Every record must be transcribed in its entirety, apart from the images, which are to be omitted.

Stored records:
(begin)

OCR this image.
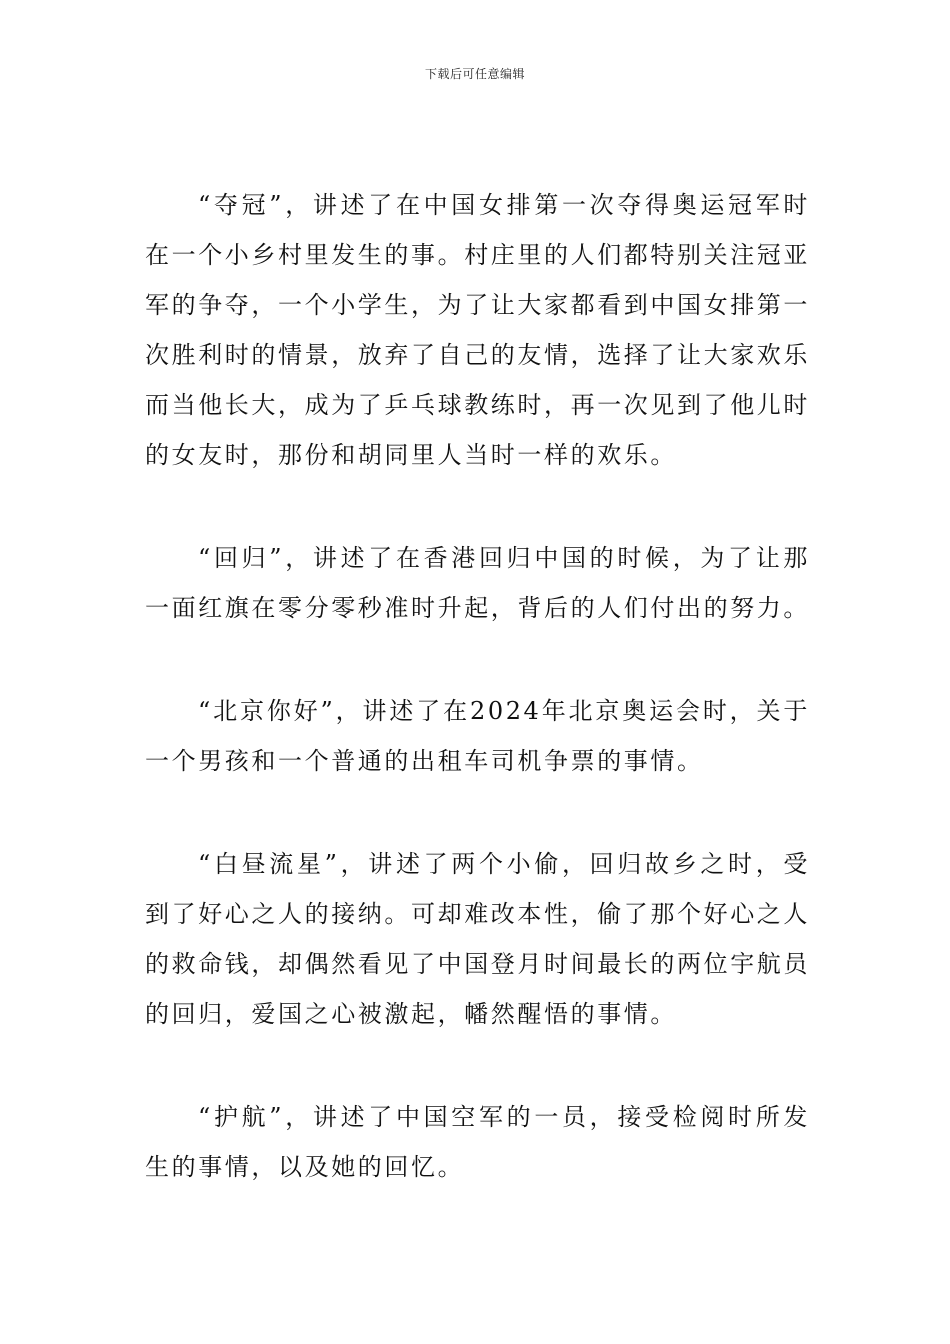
下载后可任意编辑

“夺冠”，讲述了在中国女排第一次夺得奥运冠军时在一个小乡村里发生的事。村庄里的人们都特别关注冠亚军的争夺，一个小学生，为了让大家都看到中国女排第一次胜利时的情景，放弃了自己的友情，选择了让大家欢乐而当他长大，成为了乒乓球教练时，再一次见到了他儿时的女友时，那份和胡同里人当时一样的欢乐。

“回归”，讲述了在香港回归中国的时候，为了让那一面红旗在零分零秒准时升起，背后的人们付出的努力。

“北京你好”，讲述了在2024年北京奥运会时，关于一个男孩和一个普通的出租车司机争票的事情。

“白昼流星”，讲述了两个小偷，回归故乡之时，受到了好心之人的接纳。可却难改本性，偷了那个好心之人的救命钱，却偶然看见了中国登月时间最长的两位宇航员的回归，爱国之心被激起，幡然醒悟的事情。

“护航”，讲述了中国空军的一员，接受检阅时所发生的事情，以及她的回忆。
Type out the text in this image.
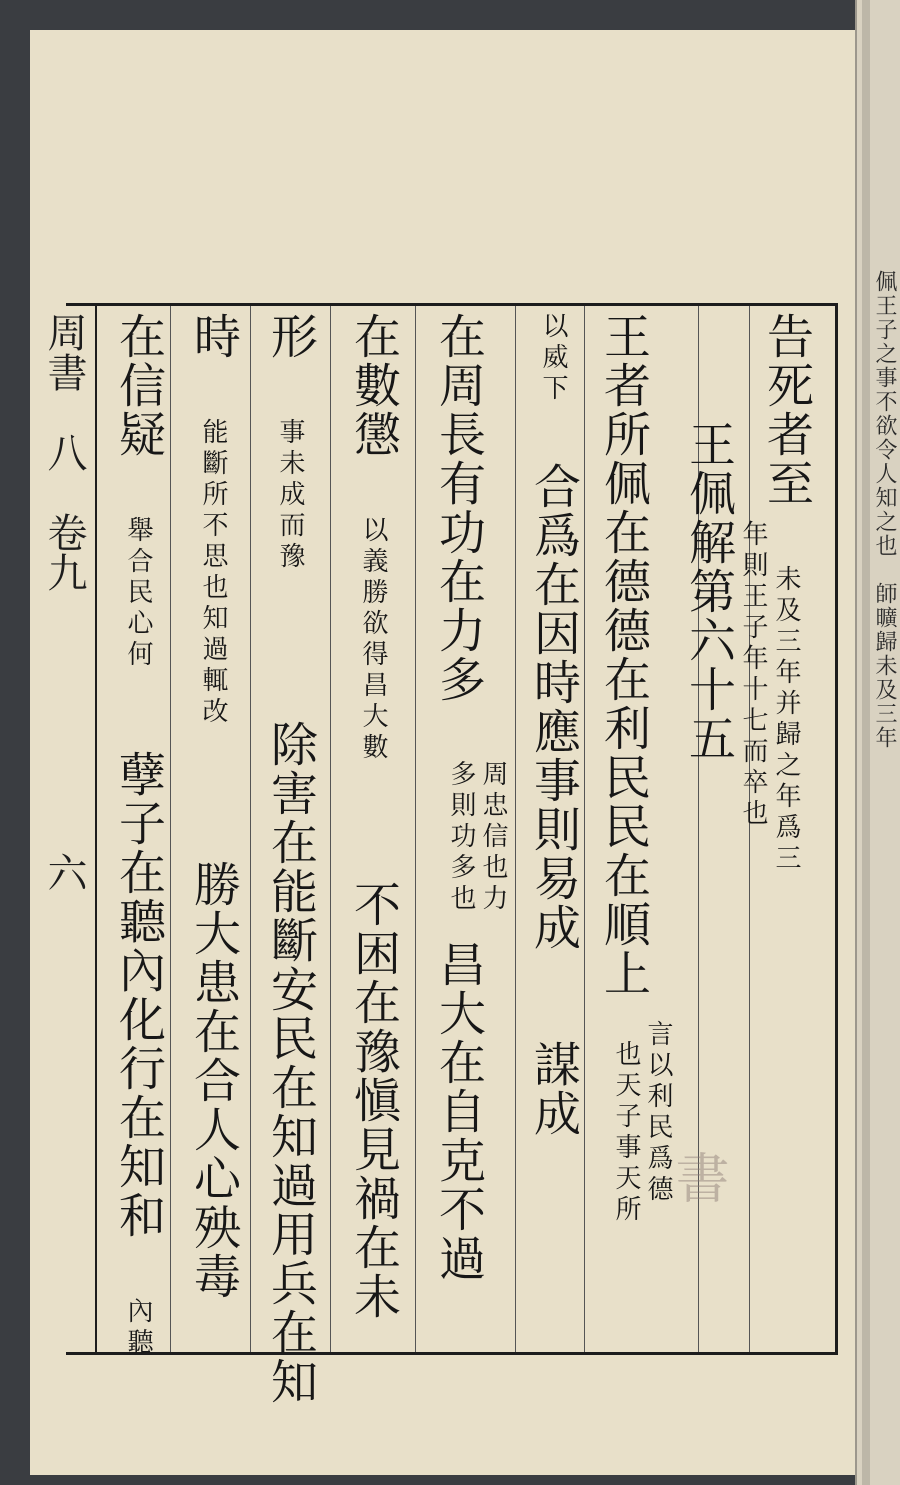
周書　八　卷九六
告死者至 未及三年并歸之年爲三
年則王子年十七而卒也
王佩解第六十五
王者所佩在德德在利民民在順上
言以利民爲德
也天子事天所
以威下 合爲在因時應事則易成
謀成
在周長有功在力多
周忠信也力
多則功多也
昌大在自克不過
在數懲 以義勝欲得昌大數
不困在豫愼見禍在未
形 事未成而豫
除害在能斷安民在知過用兵在知
時 能斷所不思也知過輒改
勝大患在合人心殃毒
在信疑 舉合民心何
孽子在聽內化行在知和 內聽
佩王子之事不欲令人知之也　師曠歸未及三年
書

(end)

## Reply to the task
OCR this image.
下载后可任意编辑

“夺冠”，讲述了在中国女排第一次夺得奥运冠军时在一个小乡村里发生的事。村庄里的人们都特别关注冠亚军的争夺，一个小学生，为了让大家都看到中国女排第一次胜利时的情景，放弃了自己的友情，选择了让大家欢乐而当他长大，成为了乒乓球教练时，再一次见到了他儿时的女友时，那份和胡同里人当时一样的欢乐。

“回归”，讲述了在香港回归中国的时候，为了让那一面红旗在零分零秒准时升起，背后的人们付出的努力。

“北京你好”，讲述了在2024年北京奥运会时，关于一个男孩和一个普通的出租车司机争票的事情。

“白昼流星”，讲述了两个小偷，回归故乡之时，受到了好心之人的接纳。可却难改本性，偷了那个好心之人的救命钱，却偶然看见了中国登月时间最长的两位宇航员的回归，爱国之心被激起，幡然醒悟的事情。

“护航”，讲述了中国空军的一员，接受检阅时所发生的事情，以及她的回忆。
Type out the text in this image.
周書　八　卷九六
告死者至 未及三年并歸之年爲三
年則王子年十七而卒也
王佩解第六十五
王者所佩在德德在利民民在順上
言以利民爲德
也天子事天所
以威下 合爲在因時應事則易成
謀成
在周長有功在力多
周忠信也力
多則功多也
昌大在自克不過
在數懲 以義勝欲得昌大數
不困在豫愼見禍在未
形 事未成而豫
除害在能斷安民在知過用兵在知
時 能斷所不思也知過輒改
勝大患在合人心殃毒
在信疑 舉合民心何
孽子在聽內化行在知和 內聽
佩王子之事不欲令人知之也　師曠歸未及三年
書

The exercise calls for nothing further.